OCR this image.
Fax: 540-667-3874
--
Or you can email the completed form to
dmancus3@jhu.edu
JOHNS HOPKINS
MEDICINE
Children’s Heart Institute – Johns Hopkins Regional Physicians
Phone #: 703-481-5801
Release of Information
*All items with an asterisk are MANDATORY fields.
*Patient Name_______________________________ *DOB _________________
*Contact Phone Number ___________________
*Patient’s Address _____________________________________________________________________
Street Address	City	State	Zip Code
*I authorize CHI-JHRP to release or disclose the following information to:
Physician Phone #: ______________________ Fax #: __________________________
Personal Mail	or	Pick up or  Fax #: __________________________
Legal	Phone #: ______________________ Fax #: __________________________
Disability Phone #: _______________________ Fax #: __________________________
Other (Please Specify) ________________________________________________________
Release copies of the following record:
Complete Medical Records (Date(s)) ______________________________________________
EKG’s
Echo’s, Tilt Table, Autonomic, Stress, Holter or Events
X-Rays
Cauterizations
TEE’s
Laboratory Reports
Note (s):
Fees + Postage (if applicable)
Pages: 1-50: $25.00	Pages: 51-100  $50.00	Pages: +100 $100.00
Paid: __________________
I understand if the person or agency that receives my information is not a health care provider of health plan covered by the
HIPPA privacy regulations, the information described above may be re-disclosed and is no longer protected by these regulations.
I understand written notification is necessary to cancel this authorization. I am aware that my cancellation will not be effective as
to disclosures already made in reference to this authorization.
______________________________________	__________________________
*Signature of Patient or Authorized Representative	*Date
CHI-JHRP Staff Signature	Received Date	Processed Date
++++
Instructions to follow: Word for word, write out all of the data above.

Correct result:
OCR this image.
Fax: 540-667-3874
--
Or you can email the completed form to
dmancus3@jhu.edu
JOHNS HOPKINS
MEDICINE
Children’s Heart Institute – Johns Hopkins Regional Physicians
Phone #: 703-481-5801
Release of Information
*All items with an asterisk are MANDATORY fields.
*Patient Name_______________________________ *DOB _________________
*Contact Phone Number ___________________
*Patient’s Address _____________________________________________________________________
Street Address	City	State	Zip Code
*I authorize CHI-JHRP to release or disclose the following information to:
Physician Phone #: ______________________ Fax #: __________________________
Personal Mail	or	Pick up or  Fax #: __________________________
Legal	Phone #: ______________________ Fax #: __________________________
Disability Phone #: _______________________ Fax #: __________________________
Other (Please Specify) ________________________________________________________
Release copies of the following record:
Complete Medical Records (Date(s)) ______________________________________________
EKG’s
Echo’s, Tilt Table, Autonomic, Stress, Holter or Events
X-Rays
Cauterizations
TEE’s
Laboratory Reports
Note (s):
Fees + Postage (if applicable)
Pages: 1-50: $25.00	Pages: 51-100  $50.00	Pages: +100 $100.00
Paid: __________________
I understand if the person or agency that receives my information is not a health care provider of health plan covered by the
HIPPA privacy regulations, the information described above may be re-disclosed and is no longer protected by these regulations.
I understand written notification is necessary to cancel this authorization. I am aware that my cancellation will not be effective as
to disclosures already made in reference to this authorization.
______________________________________	__________________________
*Signature of Patient or Authorized Representative	*Date
CHI-JHRP Staff Signature	Received Date	Processed Date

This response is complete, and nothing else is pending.